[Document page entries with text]
——————

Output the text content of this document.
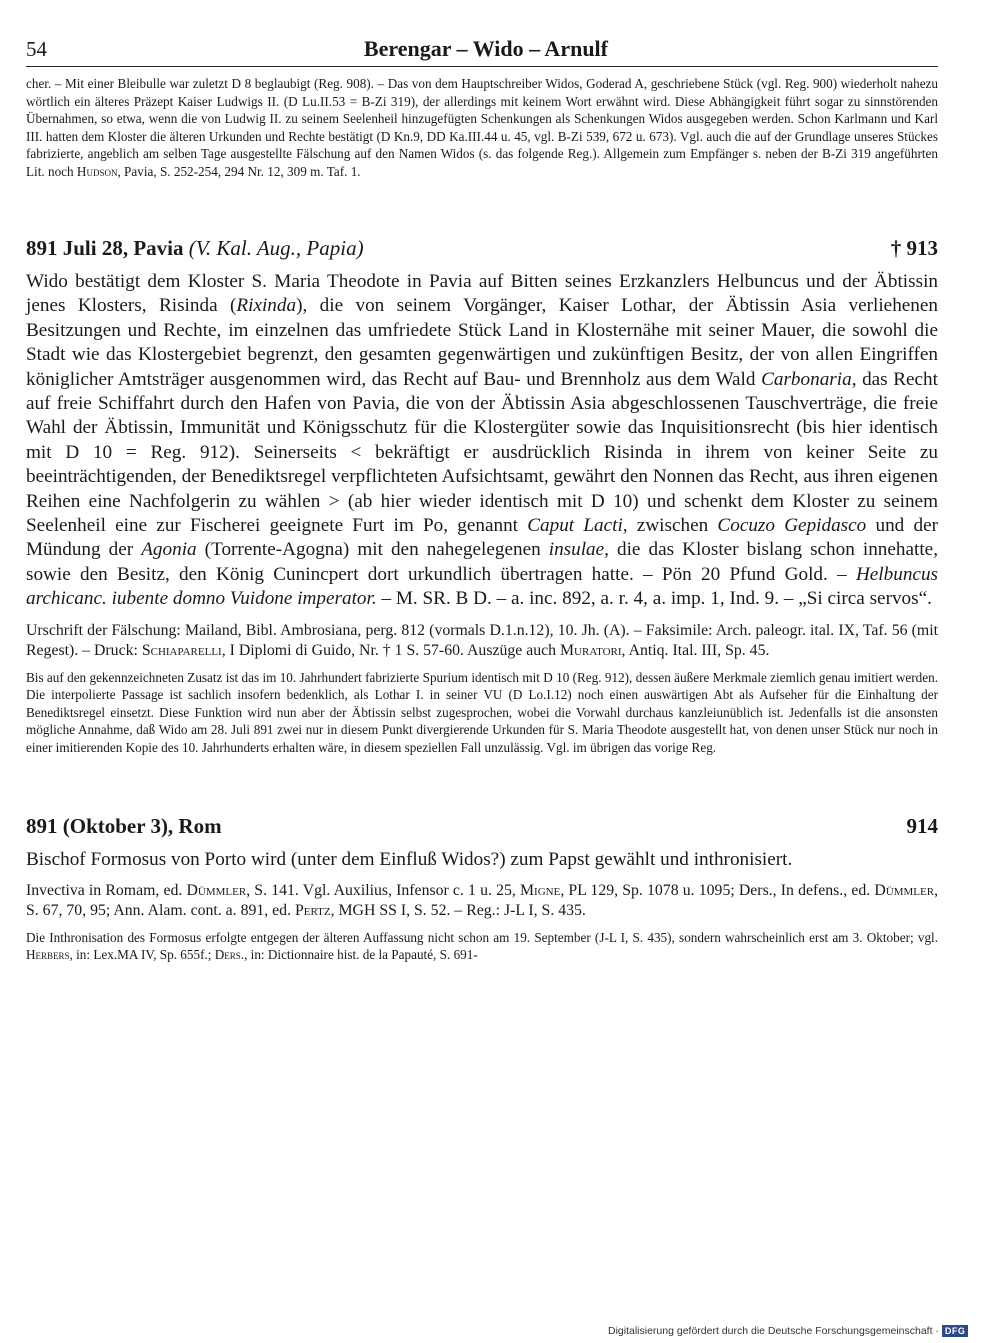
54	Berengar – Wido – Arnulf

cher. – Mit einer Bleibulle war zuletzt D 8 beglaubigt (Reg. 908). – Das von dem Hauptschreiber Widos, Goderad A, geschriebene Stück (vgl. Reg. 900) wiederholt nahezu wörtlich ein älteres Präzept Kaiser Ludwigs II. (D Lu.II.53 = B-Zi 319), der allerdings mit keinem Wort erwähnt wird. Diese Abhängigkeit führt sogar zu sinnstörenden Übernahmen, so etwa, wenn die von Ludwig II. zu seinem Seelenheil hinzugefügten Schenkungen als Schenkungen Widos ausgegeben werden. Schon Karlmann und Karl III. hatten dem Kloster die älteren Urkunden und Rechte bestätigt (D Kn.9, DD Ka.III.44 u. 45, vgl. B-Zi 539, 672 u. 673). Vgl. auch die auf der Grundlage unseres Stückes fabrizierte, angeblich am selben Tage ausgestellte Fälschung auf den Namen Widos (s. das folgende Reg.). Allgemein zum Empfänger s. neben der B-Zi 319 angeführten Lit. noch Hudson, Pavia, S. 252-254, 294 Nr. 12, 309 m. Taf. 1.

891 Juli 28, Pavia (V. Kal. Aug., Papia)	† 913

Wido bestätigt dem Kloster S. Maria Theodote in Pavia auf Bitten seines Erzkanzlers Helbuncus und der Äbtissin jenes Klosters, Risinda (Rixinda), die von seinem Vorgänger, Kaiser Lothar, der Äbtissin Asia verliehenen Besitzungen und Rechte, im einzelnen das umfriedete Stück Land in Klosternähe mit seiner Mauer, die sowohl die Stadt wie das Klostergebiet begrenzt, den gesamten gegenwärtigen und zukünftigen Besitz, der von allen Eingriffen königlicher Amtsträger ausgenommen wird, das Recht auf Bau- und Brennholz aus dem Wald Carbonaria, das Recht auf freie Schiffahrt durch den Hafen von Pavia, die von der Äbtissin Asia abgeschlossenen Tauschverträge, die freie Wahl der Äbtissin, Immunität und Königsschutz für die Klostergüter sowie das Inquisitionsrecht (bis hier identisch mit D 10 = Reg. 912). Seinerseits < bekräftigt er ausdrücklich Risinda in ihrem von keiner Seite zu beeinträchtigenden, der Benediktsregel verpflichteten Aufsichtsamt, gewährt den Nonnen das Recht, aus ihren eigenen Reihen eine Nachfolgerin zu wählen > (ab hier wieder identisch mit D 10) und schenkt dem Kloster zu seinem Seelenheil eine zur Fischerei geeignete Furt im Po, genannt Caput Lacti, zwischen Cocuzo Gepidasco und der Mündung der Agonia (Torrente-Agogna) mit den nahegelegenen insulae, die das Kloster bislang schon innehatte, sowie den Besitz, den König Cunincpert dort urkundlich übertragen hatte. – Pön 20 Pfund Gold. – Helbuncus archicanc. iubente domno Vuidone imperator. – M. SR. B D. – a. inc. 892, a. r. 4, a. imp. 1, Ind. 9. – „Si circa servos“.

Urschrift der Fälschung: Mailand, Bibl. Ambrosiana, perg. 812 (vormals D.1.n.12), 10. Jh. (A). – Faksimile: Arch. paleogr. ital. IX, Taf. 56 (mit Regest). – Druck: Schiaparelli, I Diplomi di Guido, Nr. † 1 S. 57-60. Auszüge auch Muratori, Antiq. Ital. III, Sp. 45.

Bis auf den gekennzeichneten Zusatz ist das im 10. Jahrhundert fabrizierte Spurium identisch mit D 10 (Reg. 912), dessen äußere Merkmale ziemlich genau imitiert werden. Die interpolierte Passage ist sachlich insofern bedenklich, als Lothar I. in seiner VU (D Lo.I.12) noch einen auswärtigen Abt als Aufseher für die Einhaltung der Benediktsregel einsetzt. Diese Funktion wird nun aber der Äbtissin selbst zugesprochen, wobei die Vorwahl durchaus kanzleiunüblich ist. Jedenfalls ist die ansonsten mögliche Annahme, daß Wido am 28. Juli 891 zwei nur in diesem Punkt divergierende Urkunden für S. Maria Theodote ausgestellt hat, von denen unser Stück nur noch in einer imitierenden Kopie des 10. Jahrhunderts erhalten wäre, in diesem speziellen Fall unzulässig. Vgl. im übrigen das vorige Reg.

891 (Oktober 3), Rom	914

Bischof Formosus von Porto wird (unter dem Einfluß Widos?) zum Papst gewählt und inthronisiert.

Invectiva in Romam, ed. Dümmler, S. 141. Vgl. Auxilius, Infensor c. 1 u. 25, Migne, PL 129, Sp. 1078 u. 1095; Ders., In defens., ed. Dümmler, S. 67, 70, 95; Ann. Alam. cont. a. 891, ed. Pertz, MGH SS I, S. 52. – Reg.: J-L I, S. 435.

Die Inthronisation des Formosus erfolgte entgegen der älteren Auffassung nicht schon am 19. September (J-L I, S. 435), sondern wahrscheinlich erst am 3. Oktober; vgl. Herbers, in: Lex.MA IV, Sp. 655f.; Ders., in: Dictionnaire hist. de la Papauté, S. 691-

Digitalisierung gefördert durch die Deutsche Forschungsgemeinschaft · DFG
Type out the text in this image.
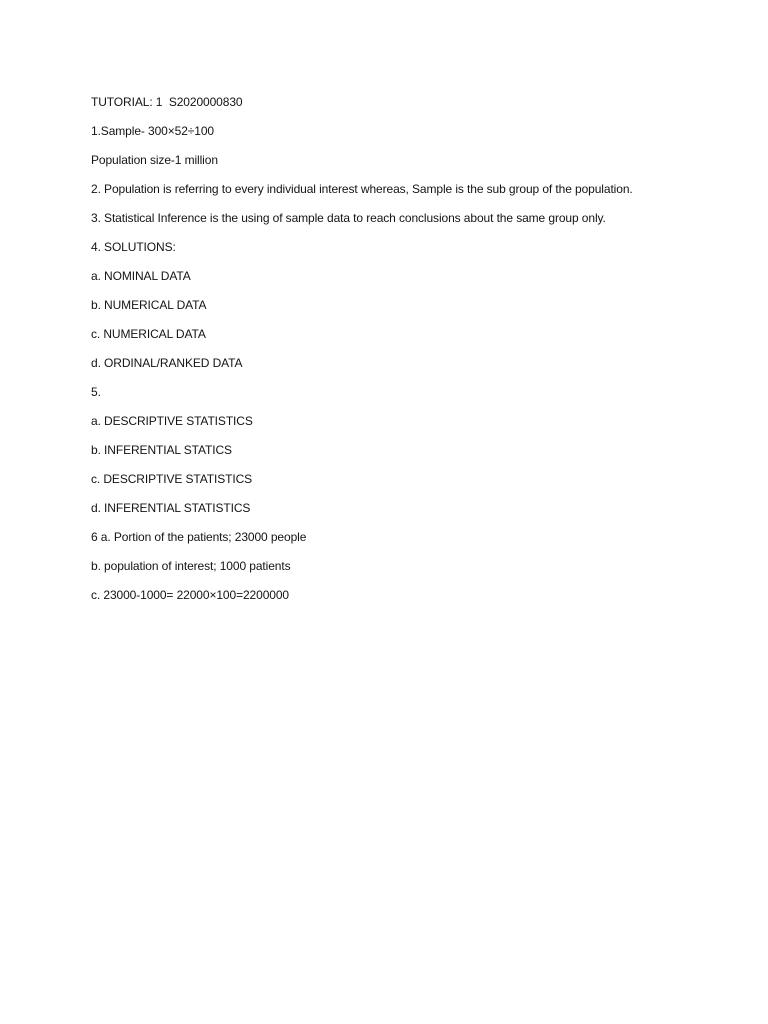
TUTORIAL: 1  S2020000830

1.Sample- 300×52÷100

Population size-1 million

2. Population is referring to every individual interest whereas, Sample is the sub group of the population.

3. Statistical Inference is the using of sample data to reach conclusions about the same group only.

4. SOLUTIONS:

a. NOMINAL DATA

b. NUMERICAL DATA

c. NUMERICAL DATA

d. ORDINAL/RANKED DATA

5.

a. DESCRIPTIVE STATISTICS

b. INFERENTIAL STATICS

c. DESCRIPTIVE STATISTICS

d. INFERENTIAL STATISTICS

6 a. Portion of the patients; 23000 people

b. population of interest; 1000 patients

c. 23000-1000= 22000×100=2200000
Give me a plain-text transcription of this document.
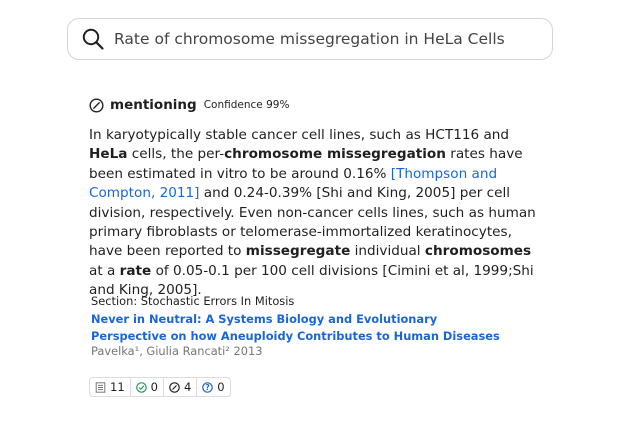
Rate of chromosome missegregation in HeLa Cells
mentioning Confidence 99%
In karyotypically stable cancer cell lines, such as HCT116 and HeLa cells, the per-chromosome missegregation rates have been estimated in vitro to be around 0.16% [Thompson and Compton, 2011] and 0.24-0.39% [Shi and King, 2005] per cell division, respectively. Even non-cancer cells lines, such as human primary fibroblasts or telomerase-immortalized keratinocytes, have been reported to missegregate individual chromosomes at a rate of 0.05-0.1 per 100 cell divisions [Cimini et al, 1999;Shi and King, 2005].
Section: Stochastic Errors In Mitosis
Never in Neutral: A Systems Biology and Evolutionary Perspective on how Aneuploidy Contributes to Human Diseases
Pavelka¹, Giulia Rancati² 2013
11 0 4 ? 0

——————

- Required work -
Retrieve every line above holding the word "group".

- Final answer -
2. Population is referring to every individual interest whereas, Sample is the sub group of the population.
3. Statistical Inference is the using of sample data to reach conclusions about the same group only.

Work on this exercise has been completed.